------ AVAILABLE RECORDS
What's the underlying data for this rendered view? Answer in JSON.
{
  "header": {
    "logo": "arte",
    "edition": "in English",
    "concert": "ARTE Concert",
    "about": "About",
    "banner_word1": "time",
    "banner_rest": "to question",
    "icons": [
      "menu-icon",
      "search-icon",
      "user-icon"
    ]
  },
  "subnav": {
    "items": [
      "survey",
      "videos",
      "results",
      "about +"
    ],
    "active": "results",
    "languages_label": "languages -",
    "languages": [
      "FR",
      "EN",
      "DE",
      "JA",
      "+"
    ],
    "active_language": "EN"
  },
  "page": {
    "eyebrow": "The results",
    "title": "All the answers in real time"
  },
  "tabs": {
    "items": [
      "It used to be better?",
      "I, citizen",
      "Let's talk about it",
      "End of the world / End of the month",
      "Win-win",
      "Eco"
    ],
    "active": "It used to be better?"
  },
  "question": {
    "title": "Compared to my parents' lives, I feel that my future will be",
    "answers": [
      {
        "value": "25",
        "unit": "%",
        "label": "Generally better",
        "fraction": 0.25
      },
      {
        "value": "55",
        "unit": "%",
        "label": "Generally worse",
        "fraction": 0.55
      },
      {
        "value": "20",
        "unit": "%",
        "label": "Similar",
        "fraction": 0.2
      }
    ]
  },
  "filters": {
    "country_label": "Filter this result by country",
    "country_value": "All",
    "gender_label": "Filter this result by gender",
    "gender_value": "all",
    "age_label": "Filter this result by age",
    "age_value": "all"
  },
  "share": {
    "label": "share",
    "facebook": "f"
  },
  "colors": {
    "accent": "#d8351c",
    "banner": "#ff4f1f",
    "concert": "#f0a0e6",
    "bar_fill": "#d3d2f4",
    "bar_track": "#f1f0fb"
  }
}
------------
### STATED EXERCISE
Please set down all the data word for word.

### THE OUTPUT
What's the underlying data for this rendered view? Answer in JSON.
{
  "header": {
    "logo": "arte",
    "edition": "in English",
    "concert": "ARTE Concert",
    "about": "About",
    "banner_word1": "time",
    "banner_rest": "to question",
    "icons": [
      "menu-icon",
      "search-icon",
      "user-icon"
    ]
  },
  "subnav": {
    "items": [
      "survey",
      "videos",
      "results",
      "about +"
    ],
    "active": "results",
    "languages_label": "languages -",
    "languages": [
      "FR",
      "EN",
      "DE",
      "JA",
      "+"
    ],
    "active_language": "EN"
  },
  "page": {
    "eyebrow": "The results",
    "title": "All the answers in real time"
  },
  "tabs": {
    "items": [
      "It used to be better?",
      "I, citizen",
      "Let's talk about it",
      "End of the world / End of the month",
      "Win-win",
      "Eco"
    ],
    "active": "It used to be better?"
  },
  "question": {
    "title": "Compared to my parents' lives, I feel that my future will be",
    "answers": [
      {
        "value": "25",
        "unit": "%",
        "label": "Generally better",
        "fraction": 0.25
      },
      {
        "value": "55",
        "unit": "%",
        "label": "Generally worse",
        "fraction": 0.55
      },
      {
        "value": "20",
        "unit": "%",
        "label": "Similar",
        "fraction": 0.2
      }
    ]
  },
  "filters": {
    "country_label": "Filter this result by country",
    "country_value": "All",
    "gender_label": "Filter this result by gender",
    "gender_value": "all",
    "age_label": "Filter this result by age",
    "age_value": "all"
  },
  "share": {
    "label": "share",
    "facebook": "f"
  },
  "colors": {
    "accent": "#d8351c",
    "banner": "#ff4f1f",
    "concert": "#f0a0e6",
    "bar_fill": "#d3d2f4",
    "bar_track": "#f1f0fb"
  }
}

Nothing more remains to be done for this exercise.